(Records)

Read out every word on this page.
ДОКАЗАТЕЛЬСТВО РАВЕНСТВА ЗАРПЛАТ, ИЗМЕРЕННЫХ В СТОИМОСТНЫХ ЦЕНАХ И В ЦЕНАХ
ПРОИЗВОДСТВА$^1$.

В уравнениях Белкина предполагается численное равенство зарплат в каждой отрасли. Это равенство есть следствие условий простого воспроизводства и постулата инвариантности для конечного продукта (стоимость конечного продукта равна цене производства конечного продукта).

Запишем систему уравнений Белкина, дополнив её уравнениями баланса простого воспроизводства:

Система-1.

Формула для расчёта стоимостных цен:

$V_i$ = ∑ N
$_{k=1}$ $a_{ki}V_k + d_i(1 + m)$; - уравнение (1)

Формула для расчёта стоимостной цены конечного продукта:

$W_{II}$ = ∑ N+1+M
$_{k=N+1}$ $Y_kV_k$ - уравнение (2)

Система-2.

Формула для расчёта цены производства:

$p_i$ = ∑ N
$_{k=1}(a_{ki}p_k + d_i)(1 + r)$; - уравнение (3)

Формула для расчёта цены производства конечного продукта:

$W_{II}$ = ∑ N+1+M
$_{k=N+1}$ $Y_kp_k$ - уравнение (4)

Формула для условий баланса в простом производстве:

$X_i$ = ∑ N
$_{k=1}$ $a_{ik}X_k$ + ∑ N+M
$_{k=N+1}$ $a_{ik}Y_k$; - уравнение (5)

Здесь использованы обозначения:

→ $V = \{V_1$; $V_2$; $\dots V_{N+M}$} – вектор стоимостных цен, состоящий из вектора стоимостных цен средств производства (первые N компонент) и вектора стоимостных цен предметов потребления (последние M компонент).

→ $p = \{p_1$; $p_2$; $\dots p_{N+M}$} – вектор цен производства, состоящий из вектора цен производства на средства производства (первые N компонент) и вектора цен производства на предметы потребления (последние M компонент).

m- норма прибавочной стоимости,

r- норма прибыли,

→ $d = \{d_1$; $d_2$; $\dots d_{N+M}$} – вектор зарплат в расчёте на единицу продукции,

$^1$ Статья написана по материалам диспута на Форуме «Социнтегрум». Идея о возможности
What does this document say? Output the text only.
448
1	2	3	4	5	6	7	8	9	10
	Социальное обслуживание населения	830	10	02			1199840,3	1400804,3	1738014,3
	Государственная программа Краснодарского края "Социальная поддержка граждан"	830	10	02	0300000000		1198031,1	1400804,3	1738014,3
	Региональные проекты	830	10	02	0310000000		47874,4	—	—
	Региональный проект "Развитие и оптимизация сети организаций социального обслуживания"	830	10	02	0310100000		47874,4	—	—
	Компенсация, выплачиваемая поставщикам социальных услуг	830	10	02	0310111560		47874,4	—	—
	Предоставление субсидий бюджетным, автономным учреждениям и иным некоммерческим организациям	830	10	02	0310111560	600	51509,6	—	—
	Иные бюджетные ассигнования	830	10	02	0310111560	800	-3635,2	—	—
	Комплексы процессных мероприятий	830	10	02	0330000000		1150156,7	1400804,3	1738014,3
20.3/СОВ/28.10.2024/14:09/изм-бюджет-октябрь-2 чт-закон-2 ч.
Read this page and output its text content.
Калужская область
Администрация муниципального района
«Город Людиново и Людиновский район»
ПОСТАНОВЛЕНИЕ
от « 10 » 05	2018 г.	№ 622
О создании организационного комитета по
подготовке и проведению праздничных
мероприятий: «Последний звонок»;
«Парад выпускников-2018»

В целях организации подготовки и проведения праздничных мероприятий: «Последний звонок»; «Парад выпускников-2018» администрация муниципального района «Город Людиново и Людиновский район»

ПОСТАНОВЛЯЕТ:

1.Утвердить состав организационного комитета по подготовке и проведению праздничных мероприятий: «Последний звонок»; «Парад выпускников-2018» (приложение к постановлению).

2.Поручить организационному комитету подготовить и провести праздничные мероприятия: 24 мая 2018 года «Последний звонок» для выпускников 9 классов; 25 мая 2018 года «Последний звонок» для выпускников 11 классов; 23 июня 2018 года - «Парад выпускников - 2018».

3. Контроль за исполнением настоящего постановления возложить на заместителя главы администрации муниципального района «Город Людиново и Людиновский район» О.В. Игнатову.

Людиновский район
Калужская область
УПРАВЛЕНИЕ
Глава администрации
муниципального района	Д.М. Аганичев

The request: Take every line from the data above that holds "первые" and copy it out.

Exercise output:
→ $V = \{V_1$; $V_2$; $\dots V_{N+M}$} – вектор стоимостных цен, состоящий из вектора стоимостных цен средств производства (первые N компонент) и вектора стоимостных цен предметов потребления (последние M компонент).
→ $p = \{p_1$; $p_2$; $\dots p_{N+M}$} – вектор цен производства, состоящий из вектора цен производства на средства производства (первые N компонент) и вектора цен производства на предметы потребления (последние M компонент).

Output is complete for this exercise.